Task description:
Your task is to print all of the material verbatim.

· · ·

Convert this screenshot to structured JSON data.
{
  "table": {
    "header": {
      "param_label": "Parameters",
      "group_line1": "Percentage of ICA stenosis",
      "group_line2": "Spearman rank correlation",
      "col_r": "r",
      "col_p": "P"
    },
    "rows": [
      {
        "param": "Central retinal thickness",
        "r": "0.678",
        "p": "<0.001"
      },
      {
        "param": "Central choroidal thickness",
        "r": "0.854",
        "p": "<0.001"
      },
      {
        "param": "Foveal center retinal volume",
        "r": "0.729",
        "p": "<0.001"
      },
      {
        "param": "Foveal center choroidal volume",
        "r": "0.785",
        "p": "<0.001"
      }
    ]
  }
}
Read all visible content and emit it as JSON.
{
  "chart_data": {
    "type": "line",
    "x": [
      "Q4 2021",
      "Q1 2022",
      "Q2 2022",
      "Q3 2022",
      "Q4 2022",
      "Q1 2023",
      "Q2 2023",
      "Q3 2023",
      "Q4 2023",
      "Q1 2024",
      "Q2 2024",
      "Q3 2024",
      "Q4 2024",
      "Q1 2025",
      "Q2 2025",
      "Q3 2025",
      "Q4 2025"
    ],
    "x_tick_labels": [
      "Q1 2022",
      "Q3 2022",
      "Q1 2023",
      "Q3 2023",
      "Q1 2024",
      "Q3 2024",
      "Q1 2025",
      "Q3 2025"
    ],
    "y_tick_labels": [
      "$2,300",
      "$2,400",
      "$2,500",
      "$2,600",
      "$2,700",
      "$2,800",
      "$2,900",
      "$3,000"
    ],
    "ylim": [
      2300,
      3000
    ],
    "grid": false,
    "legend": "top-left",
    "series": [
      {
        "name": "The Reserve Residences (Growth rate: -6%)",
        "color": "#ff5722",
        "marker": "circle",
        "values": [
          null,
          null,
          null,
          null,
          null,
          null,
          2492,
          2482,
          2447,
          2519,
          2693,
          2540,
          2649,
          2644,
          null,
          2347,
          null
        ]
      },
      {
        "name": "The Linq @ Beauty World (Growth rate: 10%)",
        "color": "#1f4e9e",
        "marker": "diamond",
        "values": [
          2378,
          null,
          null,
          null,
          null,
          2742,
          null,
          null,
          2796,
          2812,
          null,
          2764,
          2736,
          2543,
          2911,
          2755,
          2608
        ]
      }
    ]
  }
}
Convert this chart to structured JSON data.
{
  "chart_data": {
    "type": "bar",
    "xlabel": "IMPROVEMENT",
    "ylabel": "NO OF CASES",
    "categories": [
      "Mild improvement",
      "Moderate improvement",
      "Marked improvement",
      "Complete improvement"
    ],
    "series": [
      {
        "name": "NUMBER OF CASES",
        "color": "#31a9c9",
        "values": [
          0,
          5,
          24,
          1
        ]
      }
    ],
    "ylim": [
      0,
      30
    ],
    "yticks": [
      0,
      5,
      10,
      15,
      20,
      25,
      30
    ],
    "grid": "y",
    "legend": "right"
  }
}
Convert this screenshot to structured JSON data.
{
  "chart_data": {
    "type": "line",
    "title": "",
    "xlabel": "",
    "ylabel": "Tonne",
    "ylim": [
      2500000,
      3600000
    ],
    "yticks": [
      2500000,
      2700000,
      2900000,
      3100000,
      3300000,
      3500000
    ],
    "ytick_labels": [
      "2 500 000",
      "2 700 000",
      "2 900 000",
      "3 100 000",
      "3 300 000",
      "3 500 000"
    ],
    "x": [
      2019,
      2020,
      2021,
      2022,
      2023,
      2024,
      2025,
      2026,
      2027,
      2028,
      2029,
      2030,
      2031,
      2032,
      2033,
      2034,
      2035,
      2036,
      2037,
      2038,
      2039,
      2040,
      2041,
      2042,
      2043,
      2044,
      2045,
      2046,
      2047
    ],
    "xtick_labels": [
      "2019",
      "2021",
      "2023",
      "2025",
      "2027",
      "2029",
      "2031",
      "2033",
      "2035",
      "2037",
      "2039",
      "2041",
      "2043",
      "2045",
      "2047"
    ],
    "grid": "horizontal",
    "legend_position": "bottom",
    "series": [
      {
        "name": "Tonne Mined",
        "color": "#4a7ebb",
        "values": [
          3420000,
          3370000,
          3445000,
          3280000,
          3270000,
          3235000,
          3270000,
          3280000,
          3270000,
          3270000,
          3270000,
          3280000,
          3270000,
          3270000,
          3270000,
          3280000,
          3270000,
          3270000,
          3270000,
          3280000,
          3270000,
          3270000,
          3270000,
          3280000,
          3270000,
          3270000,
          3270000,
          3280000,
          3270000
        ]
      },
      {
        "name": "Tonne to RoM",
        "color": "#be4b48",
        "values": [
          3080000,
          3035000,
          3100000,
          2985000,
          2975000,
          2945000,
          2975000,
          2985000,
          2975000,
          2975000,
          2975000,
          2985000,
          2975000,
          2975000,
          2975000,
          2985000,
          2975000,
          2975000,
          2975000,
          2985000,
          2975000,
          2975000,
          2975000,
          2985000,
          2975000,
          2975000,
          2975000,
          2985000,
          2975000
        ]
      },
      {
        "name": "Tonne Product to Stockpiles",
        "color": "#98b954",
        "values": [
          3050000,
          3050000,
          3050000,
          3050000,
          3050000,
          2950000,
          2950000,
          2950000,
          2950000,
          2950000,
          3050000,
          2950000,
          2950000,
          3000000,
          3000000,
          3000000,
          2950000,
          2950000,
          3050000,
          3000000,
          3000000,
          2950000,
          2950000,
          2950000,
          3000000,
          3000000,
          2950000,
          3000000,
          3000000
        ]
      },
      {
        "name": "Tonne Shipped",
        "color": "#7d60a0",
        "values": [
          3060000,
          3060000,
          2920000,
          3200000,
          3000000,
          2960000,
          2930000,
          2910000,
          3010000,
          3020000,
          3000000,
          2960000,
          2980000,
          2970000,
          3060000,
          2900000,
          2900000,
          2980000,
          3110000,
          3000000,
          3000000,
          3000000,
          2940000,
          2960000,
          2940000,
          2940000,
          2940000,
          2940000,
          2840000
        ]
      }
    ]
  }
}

· · ·

Reply:
Convert this screenshot to structured JSON data.
{
  "table": {
    "header": {
      "param_label": "Parameters",
      "group_line1": "Percentage of ICA stenosis",
      "group_line2": "Spearman rank correlation",
      "col_r": "r",
      "col_p": "P"
    },
    "rows": [
      {
        "param": "Central retinal thickness",
        "r": "0.678",
        "p": "<0.001"
      },
      {
        "param": "Central choroidal thickness",
        "r": "0.854",
        "p": "<0.001"
      },
      {
        "param": "Foveal center retinal volume",
        "r": "0.729",
        "p": "<0.001"
      },
      {
        "param": "Foveal center choroidal volume",
        "r": "0.785",
        "p": "<0.001"
      }
    ]
  }
}
Read all visible content and emit it as JSON.
{
  "chart_data": {
    "type": "line",
    "x": [
      "Q4 2021",
      "Q1 2022",
      "Q2 2022",
      "Q3 2022",
      "Q4 2022",
      "Q1 2023",
      "Q2 2023",
      "Q3 2023",
      "Q4 2023",
      "Q1 2024",
      "Q2 2024",
      "Q3 2024",
      "Q4 2024",
      "Q1 2025",
      "Q2 2025",
      "Q3 2025",
      "Q4 2025"
    ],
    "x_tick_labels": [
      "Q1 2022",
      "Q3 2022",
      "Q1 2023",
      "Q3 2023",
      "Q1 2024",
      "Q3 2024",
      "Q1 2025",
      "Q3 2025"
    ],
    "y_tick_labels": [
      "$2,300",
      "$2,400",
      "$2,500",
      "$2,600",
      "$2,700",
      "$2,800",
      "$2,900",
      "$3,000"
    ],
    "ylim": [
      2300,
      3000
    ],
    "grid": false,
    "legend": "top-left",
    "series": [
      {
        "name": "The Reserve Residences (Growth rate: -6%)",
        "color": "#ff5722",
        "marker": "circle",
        "values": [
          null,
          null,
          null,
          null,
          null,
          null,
          2492,
          2482,
          2447,
          2519,
          2693,
          2540,
          2649,
          2644,
          null,
          2347,
          null
        ]
      },
      {
        "name": "The Linq @ Beauty World (Growth rate: 10%)",
        "color": "#1f4e9e",
        "marker": "diamond",
        "values": [
          2378,
          null,
          null,
          null,
          null,
          2742,
          null,
          null,
          2796,
          2812,
          null,
          2764,
          2736,
          2543,
          2911,
          2755,
          2608
        ]
      }
    ]
  }
}
Convert this chart to structured JSON data.
{
  "chart_data": {
    "type": "bar",
    "xlabel": "IMPROVEMENT",
    "ylabel": "NO OF CASES",
    "categories": [
      "Mild improvement",
      "Moderate improvement",
      "Marked improvement",
      "Complete improvement"
    ],
    "series": [
      {
        "name": "NUMBER OF CASES",
        "color": "#31a9c9",
        "values": [
          0,
          5,
          24,
          1
        ]
      }
    ],
    "ylim": [
      0,
      30
    ],
    "yticks": [
      0,
      5,
      10,
      15,
      20,
      25,
      30
    ],
    "grid": "y",
    "legend": "right"
  }
}
Convert this screenshot to structured JSON data.
{
  "chart_data": {
    "type": "line",
    "title": "",
    "xlabel": "",
    "ylabel": "Tonne",
    "ylim": [
      2500000,
      3600000
    ],
    "yticks": [
      2500000,
      2700000,
      2900000,
      3100000,
      3300000,
      3500000
    ],
    "ytick_labels": [
      "2 500 000",
      "2 700 000",
      "2 900 000",
      "3 100 000",
      "3 300 000",
      "3 500 000"
    ],
    "x": [
      2019,
      2020,
      2021,
      2022,
      2023,
      2024,
      2025,
      2026,
      2027,
      2028,
      2029,
      2030,
      2031,
      2032,
      2033,
      2034,
      2035,
      2036,
      2037,
      2038,
      2039,
      2040,
      2041,
      2042,
      2043,
      2044,
      2045,
      2046,
      2047
    ],
    "xtick_labels": [
      "2019",
      "2021",
      "2023",
      "2025",
      "2027",
      "2029",
      "2031",
      "2033",
      "2035",
      "2037",
      "2039",
      "2041",
      "2043",
      "2045",
      "2047"
    ],
    "grid": "horizontal",
    "legend_position": "bottom",
    "series": [
      {
        "name": "Tonne Mined",
        "color": "#4a7ebb",
        "values": [
          3420000,
          3370000,
          3445000,
          3280000,
          3270000,
          3235000,
          3270000,
          3280000,
          3270000,
          3270000,
          3270000,
          3280000,
          3270000,
          3270000,
          3270000,
          3280000,
          3270000,
          3270000,
          3270000,
          3280000,
          3270000,
          3270000,
          3270000,
          3280000,
          3270000,
          3270000,
          3270000,
          3280000,
          3270000
        ]
      },
      {
        "name": "Tonne to RoM",
        "color": "#be4b48",
        "values": [
          3080000,
          3035000,
          3100000,
          2985000,
          2975000,
          2945000,
          2975000,
          2985000,
          2975000,
          2975000,
          2975000,
          2985000,
          2975000,
          2975000,
          2975000,
          2985000,
          2975000,
          2975000,
          2975000,
          2985000,
          2975000,
          2975000,
          2975000,
          2985000,
          2975000,
          2975000,
          2975000,
          2985000,
          2975000
        ]
      },
      {
        "name": "Tonne Product to Stockpiles",
        "color": "#98b954",
        "values": [
          3050000,
          3050000,
          3050000,
          3050000,
          3050000,
          2950000,
          2950000,
          2950000,
          2950000,
          2950000,
          3050000,
          2950000,
          2950000,
          3000000,
          3000000,
          3000000,
          2950000,
          2950000,
          3050000,
          3000000,
          3000000,
          2950000,
          2950000,
          2950000,
          3000000,
          3000000,
          2950000,
          3000000,
          3000000
        ]
      },
      {
        "name": "Tonne Shipped",
        "color": "#7d60a0",
        "values": [
          3060000,
          3060000,
          2920000,
          3200000,
          3000000,
          2960000,
          2930000,
          2910000,
          3010000,
          3020000,
          3000000,
          2960000,
          2980000,
          2970000,
          3060000,
          2900000,
          2900000,
          2980000,
          3110000,
          3000000,
          3000000,
          3000000,
          2940000,
          2960000,
          2940000,
          2940000,
          2940000,
          2940000,
          2840000
        ]
      }
    ]
  }
}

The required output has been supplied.